DATASET ROWS
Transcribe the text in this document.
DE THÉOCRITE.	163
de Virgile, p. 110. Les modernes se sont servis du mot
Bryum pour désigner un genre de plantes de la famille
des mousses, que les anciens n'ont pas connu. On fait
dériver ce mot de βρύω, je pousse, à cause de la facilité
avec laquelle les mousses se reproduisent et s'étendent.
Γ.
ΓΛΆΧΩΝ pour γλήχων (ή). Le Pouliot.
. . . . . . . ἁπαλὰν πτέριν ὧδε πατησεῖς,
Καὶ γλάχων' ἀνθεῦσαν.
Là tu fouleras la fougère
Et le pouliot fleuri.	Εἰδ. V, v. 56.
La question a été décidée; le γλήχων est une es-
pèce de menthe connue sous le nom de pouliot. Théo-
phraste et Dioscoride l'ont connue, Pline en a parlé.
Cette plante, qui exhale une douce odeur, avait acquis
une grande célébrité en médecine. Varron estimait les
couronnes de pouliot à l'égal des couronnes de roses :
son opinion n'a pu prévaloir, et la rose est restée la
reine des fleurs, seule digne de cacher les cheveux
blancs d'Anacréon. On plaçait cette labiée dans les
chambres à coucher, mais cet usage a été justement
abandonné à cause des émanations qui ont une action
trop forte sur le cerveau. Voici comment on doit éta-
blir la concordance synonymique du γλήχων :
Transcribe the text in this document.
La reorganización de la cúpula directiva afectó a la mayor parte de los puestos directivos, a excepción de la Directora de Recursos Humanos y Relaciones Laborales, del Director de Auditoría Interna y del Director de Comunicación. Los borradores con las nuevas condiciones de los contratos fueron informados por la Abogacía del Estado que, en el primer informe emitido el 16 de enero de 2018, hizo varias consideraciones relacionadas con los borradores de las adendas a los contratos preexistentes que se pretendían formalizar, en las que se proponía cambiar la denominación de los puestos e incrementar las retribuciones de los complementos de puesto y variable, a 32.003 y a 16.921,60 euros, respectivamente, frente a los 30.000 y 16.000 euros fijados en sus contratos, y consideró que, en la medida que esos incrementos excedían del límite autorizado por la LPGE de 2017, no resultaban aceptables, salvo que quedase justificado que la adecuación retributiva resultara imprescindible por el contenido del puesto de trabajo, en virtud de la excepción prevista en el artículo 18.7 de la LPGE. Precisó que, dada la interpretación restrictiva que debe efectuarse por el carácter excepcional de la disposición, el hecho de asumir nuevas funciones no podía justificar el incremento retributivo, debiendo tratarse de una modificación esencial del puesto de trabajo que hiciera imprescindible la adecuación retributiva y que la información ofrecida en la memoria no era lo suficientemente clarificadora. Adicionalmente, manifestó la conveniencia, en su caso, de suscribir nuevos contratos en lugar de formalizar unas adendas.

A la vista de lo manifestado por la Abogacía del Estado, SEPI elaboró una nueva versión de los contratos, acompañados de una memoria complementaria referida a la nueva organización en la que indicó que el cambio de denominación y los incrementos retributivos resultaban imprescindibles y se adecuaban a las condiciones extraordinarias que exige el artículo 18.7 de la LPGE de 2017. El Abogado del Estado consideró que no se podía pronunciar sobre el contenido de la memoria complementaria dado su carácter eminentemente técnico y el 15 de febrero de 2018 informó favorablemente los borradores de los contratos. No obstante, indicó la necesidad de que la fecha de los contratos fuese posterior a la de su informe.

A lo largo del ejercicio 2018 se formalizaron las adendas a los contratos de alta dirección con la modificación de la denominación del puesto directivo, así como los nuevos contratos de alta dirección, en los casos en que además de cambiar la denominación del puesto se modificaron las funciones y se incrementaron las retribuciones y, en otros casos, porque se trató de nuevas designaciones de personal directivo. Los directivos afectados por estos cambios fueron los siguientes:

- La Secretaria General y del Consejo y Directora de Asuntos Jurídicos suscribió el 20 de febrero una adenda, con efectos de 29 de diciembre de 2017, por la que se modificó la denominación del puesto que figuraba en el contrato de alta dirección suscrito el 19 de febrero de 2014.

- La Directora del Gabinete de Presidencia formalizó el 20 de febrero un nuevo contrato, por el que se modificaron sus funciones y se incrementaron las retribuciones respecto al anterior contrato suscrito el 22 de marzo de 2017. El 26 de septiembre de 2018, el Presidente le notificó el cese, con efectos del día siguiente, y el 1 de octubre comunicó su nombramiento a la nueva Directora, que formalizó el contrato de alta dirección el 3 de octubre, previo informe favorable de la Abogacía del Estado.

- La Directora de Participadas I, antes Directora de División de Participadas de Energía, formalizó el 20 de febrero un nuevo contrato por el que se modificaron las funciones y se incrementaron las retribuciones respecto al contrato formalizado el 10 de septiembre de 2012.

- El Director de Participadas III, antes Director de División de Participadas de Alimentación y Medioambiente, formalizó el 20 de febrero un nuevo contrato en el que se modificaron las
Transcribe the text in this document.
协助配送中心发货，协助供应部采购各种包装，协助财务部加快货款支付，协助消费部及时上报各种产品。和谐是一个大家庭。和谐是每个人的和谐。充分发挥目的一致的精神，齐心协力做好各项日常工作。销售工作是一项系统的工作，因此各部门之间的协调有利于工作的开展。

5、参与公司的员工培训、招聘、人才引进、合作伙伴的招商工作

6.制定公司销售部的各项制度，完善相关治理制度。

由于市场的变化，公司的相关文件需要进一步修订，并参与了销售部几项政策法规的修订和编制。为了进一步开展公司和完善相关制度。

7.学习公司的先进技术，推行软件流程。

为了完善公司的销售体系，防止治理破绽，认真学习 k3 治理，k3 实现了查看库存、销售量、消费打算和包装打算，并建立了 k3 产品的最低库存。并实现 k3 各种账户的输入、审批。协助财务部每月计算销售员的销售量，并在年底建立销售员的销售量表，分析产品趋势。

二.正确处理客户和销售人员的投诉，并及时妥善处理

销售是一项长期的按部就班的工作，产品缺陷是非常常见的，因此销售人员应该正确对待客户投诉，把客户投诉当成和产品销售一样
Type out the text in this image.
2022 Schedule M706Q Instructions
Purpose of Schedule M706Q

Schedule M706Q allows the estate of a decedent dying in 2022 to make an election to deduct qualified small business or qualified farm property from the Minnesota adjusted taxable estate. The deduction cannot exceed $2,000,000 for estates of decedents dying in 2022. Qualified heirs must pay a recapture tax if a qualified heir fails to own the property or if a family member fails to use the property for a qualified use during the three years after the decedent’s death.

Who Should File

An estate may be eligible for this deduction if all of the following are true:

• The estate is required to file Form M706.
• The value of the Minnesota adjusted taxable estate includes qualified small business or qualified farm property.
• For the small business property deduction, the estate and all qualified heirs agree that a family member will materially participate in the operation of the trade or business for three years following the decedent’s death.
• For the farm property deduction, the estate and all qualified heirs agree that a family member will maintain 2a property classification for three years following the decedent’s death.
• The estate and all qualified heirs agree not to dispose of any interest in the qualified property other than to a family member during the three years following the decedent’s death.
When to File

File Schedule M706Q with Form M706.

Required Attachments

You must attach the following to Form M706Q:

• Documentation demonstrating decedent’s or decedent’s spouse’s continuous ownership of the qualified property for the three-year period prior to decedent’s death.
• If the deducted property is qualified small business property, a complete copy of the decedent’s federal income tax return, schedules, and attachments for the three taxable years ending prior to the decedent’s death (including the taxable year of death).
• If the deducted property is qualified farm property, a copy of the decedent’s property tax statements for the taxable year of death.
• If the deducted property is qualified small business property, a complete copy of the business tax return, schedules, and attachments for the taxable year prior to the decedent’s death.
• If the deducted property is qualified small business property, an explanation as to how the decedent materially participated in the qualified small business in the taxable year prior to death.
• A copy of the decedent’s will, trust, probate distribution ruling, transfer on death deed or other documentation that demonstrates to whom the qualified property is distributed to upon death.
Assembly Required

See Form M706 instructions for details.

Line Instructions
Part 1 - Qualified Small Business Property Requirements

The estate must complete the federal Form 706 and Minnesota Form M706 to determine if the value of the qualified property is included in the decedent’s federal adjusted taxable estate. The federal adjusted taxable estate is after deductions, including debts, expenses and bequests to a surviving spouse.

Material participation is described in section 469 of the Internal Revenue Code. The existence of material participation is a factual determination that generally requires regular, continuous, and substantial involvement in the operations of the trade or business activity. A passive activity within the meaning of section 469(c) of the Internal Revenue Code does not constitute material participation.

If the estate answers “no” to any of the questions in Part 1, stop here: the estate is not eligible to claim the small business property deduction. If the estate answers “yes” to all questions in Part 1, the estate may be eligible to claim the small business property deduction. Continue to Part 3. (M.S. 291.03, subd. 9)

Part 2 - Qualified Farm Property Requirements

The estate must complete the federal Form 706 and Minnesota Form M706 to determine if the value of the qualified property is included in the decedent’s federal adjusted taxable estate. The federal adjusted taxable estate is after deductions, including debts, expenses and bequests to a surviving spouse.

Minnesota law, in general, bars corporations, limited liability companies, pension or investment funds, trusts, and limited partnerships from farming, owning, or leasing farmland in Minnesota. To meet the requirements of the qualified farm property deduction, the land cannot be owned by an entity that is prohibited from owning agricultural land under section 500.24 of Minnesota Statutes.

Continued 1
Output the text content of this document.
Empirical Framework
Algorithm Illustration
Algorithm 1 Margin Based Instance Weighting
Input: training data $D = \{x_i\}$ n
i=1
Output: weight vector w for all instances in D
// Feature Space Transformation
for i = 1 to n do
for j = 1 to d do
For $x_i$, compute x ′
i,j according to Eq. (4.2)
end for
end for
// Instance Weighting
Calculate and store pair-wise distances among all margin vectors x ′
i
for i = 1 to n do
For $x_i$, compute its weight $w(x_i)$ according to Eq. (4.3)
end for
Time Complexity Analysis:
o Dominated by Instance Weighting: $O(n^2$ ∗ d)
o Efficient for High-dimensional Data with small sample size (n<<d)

EXERCISE PROMPT
Search the listing for the word "Weighting". Copy every line in which it occurs.

OUTPUT OF THE TASK
Algorithm 1 Margin Based Instance Weighting
// Instance Weighting
o Dominated by Instance Weighting: $O(n^2$ ∗ d)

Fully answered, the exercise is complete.